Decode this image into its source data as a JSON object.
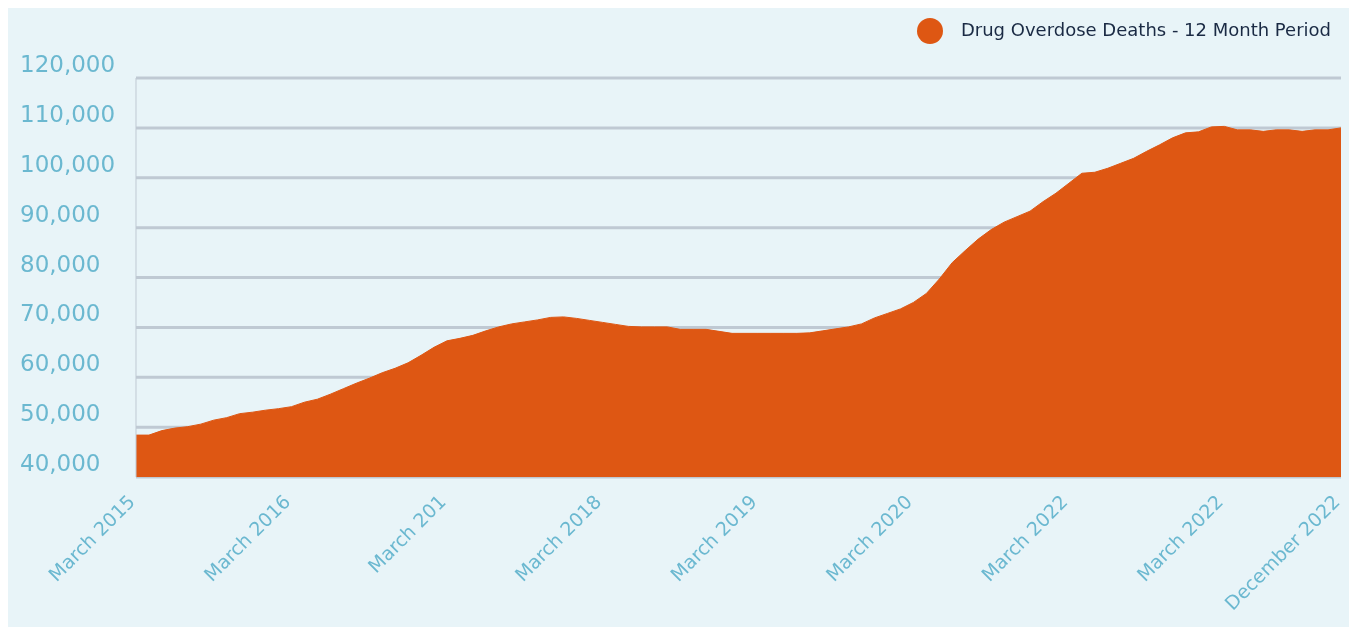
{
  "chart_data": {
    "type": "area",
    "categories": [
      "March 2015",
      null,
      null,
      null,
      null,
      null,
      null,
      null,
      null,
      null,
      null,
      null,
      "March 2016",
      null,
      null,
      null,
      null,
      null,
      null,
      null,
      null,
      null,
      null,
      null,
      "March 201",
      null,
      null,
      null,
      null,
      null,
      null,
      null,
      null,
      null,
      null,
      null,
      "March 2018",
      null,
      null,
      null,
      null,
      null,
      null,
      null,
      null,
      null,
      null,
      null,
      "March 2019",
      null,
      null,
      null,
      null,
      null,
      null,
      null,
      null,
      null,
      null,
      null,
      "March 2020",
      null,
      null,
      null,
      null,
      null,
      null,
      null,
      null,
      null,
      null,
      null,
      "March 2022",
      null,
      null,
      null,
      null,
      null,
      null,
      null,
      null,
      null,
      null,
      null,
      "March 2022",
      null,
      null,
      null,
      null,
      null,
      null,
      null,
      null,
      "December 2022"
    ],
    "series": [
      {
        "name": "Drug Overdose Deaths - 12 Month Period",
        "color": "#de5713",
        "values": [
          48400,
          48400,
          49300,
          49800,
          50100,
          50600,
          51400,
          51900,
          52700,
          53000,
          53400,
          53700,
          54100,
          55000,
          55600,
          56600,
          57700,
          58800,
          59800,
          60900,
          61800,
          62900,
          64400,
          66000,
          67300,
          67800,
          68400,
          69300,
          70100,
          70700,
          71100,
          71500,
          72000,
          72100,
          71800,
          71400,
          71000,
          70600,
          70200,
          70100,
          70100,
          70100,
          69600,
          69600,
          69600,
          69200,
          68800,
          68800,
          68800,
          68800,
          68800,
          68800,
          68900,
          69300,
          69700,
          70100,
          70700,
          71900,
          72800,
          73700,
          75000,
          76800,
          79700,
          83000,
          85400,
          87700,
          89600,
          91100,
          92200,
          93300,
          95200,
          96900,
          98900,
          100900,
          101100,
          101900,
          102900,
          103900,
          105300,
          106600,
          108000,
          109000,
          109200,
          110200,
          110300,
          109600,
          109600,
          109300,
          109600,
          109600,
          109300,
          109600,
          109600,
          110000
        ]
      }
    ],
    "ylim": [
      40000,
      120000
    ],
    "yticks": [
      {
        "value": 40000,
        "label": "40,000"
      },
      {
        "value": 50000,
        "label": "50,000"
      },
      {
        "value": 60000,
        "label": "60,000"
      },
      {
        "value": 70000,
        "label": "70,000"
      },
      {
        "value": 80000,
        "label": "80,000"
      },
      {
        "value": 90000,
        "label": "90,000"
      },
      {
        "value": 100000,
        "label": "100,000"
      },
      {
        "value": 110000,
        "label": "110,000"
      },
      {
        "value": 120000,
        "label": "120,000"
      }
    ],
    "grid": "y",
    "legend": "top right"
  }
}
...
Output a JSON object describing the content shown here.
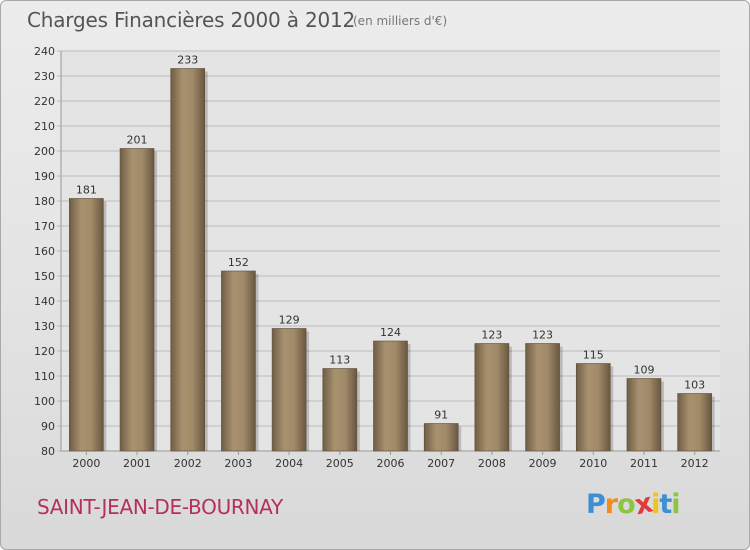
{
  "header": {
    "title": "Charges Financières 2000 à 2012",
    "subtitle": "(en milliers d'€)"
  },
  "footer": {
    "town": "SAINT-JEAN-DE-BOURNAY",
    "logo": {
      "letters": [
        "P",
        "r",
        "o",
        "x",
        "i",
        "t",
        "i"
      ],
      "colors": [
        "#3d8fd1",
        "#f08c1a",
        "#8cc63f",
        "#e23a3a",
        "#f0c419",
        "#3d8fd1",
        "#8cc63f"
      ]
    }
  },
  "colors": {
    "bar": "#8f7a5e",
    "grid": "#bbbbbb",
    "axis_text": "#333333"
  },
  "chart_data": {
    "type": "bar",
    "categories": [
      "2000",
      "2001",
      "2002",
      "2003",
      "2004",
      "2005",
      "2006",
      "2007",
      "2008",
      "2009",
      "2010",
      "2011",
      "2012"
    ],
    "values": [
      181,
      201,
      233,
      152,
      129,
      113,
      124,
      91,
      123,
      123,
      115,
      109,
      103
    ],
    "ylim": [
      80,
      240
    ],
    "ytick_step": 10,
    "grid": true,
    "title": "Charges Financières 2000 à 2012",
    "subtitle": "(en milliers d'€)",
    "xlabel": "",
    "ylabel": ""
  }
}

# WHAT TO PRODUCE
Identify the lines in the entries above that contain "object", then copy them out.

# FINISHED EXERCISE
Decode this image into its source data as a JSON object.
Output a JSON object describing the content shown here.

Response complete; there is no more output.